◆ **Given problem**
Can you write out all the lines word for word, with no pictures?

● ● ●

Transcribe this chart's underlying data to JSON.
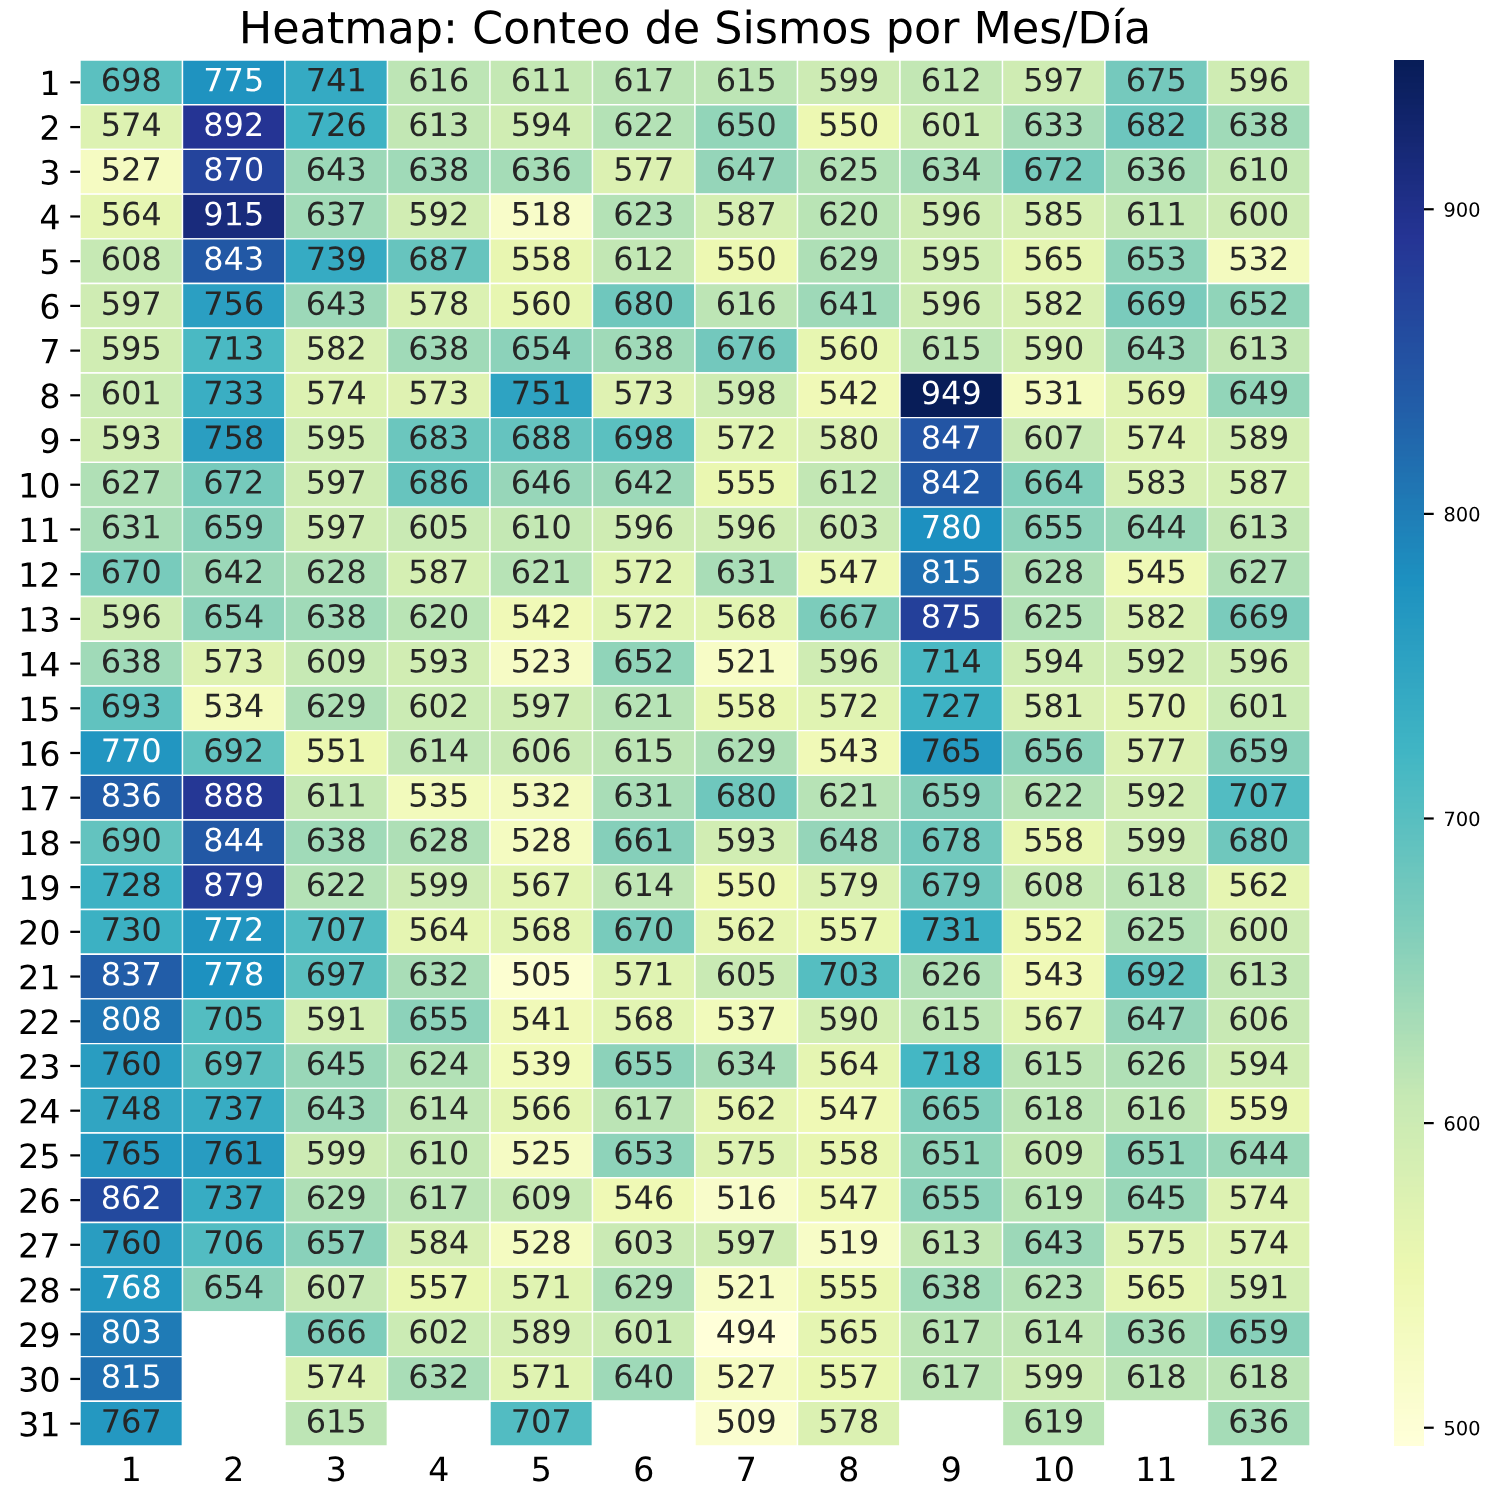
{
  "chart_data": {
    "type": "heatmap",
    "title": "Heatmap: Conteo de Sismos por Mes/Día",
    "categories": [
      "1",
      "2",
      "3",
      "4",
      "5",
      "6",
      "7",
      "8",
      "9",
      "10",
      "11",
      "12"
    ],
    "y_categories": [
      "1",
      "2",
      "3",
      "4",
      "5",
      "6",
      "7",
      "8",
      "9",
      "10",
      "11",
      "12",
      "13",
      "14",
      "15",
      "16",
      "17",
      "18",
      "19",
      "20",
      "21",
      "22",
      "23",
      "24",
      "25",
      "26",
      "27",
      "28",
      "29",
      "30",
      "31"
    ],
    "cells": [
      [
        698,
        775,
        741,
        616,
        611,
        617,
        615,
        599,
        612,
        597,
        675,
        596
      ],
      [
        574,
        892,
        726,
        613,
        594,
        622,
        650,
        550,
        601,
        633,
        682,
        638
      ],
      [
        527,
        870,
        643,
        638,
        636,
        577,
        647,
        625,
        634,
        672,
        636,
        610
      ],
      [
        564,
        915,
        637,
        592,
        518,
        623,
        587,
        620,
        596,
        585,
        611,
        600
      ],
      [
        608,
        843,
        739,
        687,
        558,
        612,
        550,
        629,
        595,
        565,
        653,
        532
      ],
      [
        597,
        756,
        643,
        578,
        560,
        680,
        616,
        641,
        596,
        582,
        669,
        652
      ],
      [
        595,
        713,
        582,
        638,
        654,
        638,
        676,
        560,
        615,
        590,
        643,
        613
      ],
      [
        601,
        733,
        574,
        573,
        751,
        573,
        598,
        542,
        949,
        531,
        569,
        649
      ],
      [
        593,
        758,
        595,
        683,
        688,
        698,
        572,
        580,
        847,
        607,
        574,
        589
      ],
      [
        627,
        672,
        597,
        686,
        646,
        642,
        555,
        612,
        842,
        664,
        583,
        587
      ],
      [
        631,
        659,
        597,
        605,
        610,
        596,
        596,
        603,
        780,
        655,
        644,
        613
      ],
      [
        670,
        642,
        628,
        587,
        621,
        572,
        631,
        547,
        815,
        628,
        545,
        627
      ],
      [
        596,
        654,
        638,
        620,
        542,
        572,
        568,
        667,
        875,
        625,
        582,
        669
      ],
      [
        638,
        573,
        609,
        593,
        523,
        652,
        521,
        596,
        714,
        594,
        592,
        596
      ],
      [
        693,
        534,
        629,
        602,
        597,
        621,
        558,
        572,
        727,
        581,
        570,
        601
      ],
      [
        770,
        692,
        551,
        614,
        606,
        615,
        629,
        543,
        765,
        656,
        577,
        659
      ],
      [
        836,
        888,
        611,
        535,
        532,
        631,
        680,
        621,
        659,
        622,
        592,
        707
      ],
      [
        690,
        844,
        638,
        628,
        528,
        661,
        593,
        648,
        678,
        558,
        599,
        680
      ],
      [
        728,
        879,
        622,
        599,
        567,
        614,
        550,
        579,
        679,
        608,
        618,
        562
      ],
      [
        730,
        772,
        707,
        564,
        568,
        670,
        562,
        557,
        731,
        552,
        625,
        600
      ],
      [
        837,
        778,
        697,
        632,
        505,
        571,
        605,
        703,
        626,
        543,
        692,
        613
      ],
      [
        808,
        705,
        591,
        655,
        541,
        568,
        537,
        590,
        615,
        567,
        647,
        606
      ],
      [
        760,
        697,
        645,
        624,
        539,
        655,
        634,
        564,
        718,
        615,
        626,
        594
      ],
      [
        748,
        737,
        643,
        614,
        566,
        617,
        562,
        547,
        665,
        618,
        616,
        559
      ],
      [
        765,
        761,
        599,
        610,
        525,
        653,
        575,
        558,
        651,
        609,
        651,
        644
      ],
      [
        862,
        737,
        629,
        617,
        609,
        546,
        516,
        547,
        655,
        619,
        645,
        574
      ],
      [
        760,
        706,
        657,
        584,
        528,
        603,
        597,
        519,
        613,
        643,
        575,
        574
      ],
      [
        768,
        654,
        607,
        557,
        571,
        629,
        521,
        555,
        638,
        623,
        565,
        591
      ],
      [
        803,
        null,
        666,
        602,
        589,
        601,
        494,
        565,
        617,
        614,
        636,
        659
      ],
      [
        815,
        null,
        574,
        632,
        571,
        640,
        527,
        557,
        617,
        599,
        618,
        618
      ],
      [
        767,
        null,
        615,
        null,
        707,
        null,
        509,
        578,
        null,
        619,
        null,
        636
      ]
    ],
    "clim": [
      494,
      949
    ],
    "cticks": [
      500,
      600,
      700,
      800,
      900
    ],
    "data_labels": true
  }
}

● ● ●

◆ **Written solution**
Transcribe this chart's underlying data to JSON.
{
  "chart_data": {
    "type": "heatmap",
    "title": "Heatmap: Conteo de Sismos por Mes/Día",
    "categories": [
      "1",
      "2",
      "3",
      "4",
      "5",
      "6",
      "7",
      "8",
      "9",
      "10",
      "11",
      "12"
    ],
    "y_categories": [
      "1",
      "2",
      "3",
      "4",
      "5",
      "6",
      "7",
      "8",
      "9",
      "10",
      "11",
      "12",
      "13",
      "14",
      "15",
      "16",
      "17",
      "18",
      "19",
      "20",
      "21",
      "22",
      "23",
      "24",
      "25",
      "26",
      "27",
      "28",
      "29",
      "30",
      "31"
    ],
    "cells": [
      [
        698,
        775,
        741,
        616,
        611,
        617,
        615,
        599,
        612,
        597,
        675,
        596
      ],
      [
        574,
        892,
        726,
        613,
        594,
        622,
        650,
        550,
        601,
        633,
        682,
        638
      ],
      [
        527,
        870,
        643,
        638,
        636,
        577,
        647,
        625,
        634,
        672,
        636,
        610
      ],
      [
        564,
        915,
        637,
        592,
        518,
        623,
        587,
        620,
        596,
        585,
        611,
        600
      ],
      [
        608,
        843,
        739,
        687,
        558,
        612,
        550,
        629,
        595,
        565,
        653,
        532
      ],
      [
        597,
        756,
        643,
        578,
        560,
        680,
        616,
        641,
        596,
        582,
        669,
        652
      ],
      [
        595,
        713,
        582,
        638,
        654,
        638,
        676,
        560,
        615,
        590,
        643,
        613
      ],
      [
        601,
        733,
        574,
        573,
        751,
        573,
        598,
        542,
        949,
        531,
        569,
        649
      ],
      [
        593,
        758,
        595,
        683,
        688,
        698,
        572,
        580,
        847,
        607,
        574,
        589
      ],
      [
        627,
        672,
        597,
        686,
        646,
        642,
        555,
        612,
        842,
        664,
        583,
        587
      ],
      [
        631,
        659,
        597,
        605,
        610,
        596,
        596,
        603,
        780,
        655,
        644,
        613
      ],
      [
        670,
        642,
        628,
        587,
        621,
        572,
        631,
        547,
        815,
        628,
        545,
        627
      ],
      [
        596,
        654,
        638,
        620,
        542,
        572,
        568,
        667,
        875,
        625,
        582,
        669
      ],
      [
        638,
        573,
        609,
        593,
        523,
        652,
        521,
        596,
        714,
        594,
        592,
        596
      ],
      [
        693,
        534,
        629,
        602,
        597,
        621,
        558,
        572,
        727,
        581,
        570,
        601
      ],
      [
        770,
        692,
        551,
        614,
        606,
        615,
        629,
        543,
        765,
        656,
        577,
        659
      ],
      [
        836,
        888,
        611,
        535,
        532,
        631,
        680,
        621,
        659,
        622,
        592,
        707
      ],
      [
        690,
        844,
        638,
        628,
        528,
        661,
        593,
        648,
        678,
        558,
        599,
        680
      ],
      [
        728,
        879,
        622,
        599,
        567,
        614,
        550,
        579,
        679,
        608,
        618,
        562
      ],
      [
        730,
        772,
        707,
        564,
        568,
        670,
        562,
        557,
        731,
        552,
        625,
        600
      ],
      [
        837,
        778,
        697,
        632,
        505,
        571,
        605,
        703,
        626,
        543,
        692,
        613
      ],
      [
        808,
        705,
        591,
        655,
        541,
        568,
        537,
        590,
        615,
        567,
        647,
        606
      ],
      [
        760,
        697,
        645,
        624,
        539,
        655,
        634,
        564,
        718,
        615,
        626,
        594
      ],
      [
        748,
        737,
        643,
        614,
        566,
        617,
        562,
        547,
        665,
        618,
        616,
        559
      ],
      [
        765,
        761,
        599,
        610,
        525,
        653,
        575,
        558,
        651,
        609,
        651,
        644
      ],
      [
        862,
        737,
        629,
        617,
        609,
        546,
        516,
        547,
        655,
        619,
        645,
        574
      ],
      [
        760,
        706,
        657,
        584,
        528,
        603,
        597,
        519,
        613,
        643,
        575,
        574
      ],
      [
        768,
        654,
        607,
        557,
        571,
        629,
        521,
        555,
        638,
        623,
        565,
        591
      ],
      [
        803,
        null,
        666,
        602,
        589,
        601,
        494,
        565,
        617,
        614,
        636,
        659
      ],
      [
        815,
        null,
        574,
        632,
        571,
        640,
        527,
        557,
        617,
        599,
        618,
        618
      ],
      [
        767,
        null,
        615,
        null,
        707,
        null,
        509,
        578,
        null,
        619,
        null,
        636
      ]
    ],
    "clim": [
      494,
      949
    ],
    "cticks": [
      500,
      600,
      700,
      800,
      900
    ],
    "data_labels": true
  }
}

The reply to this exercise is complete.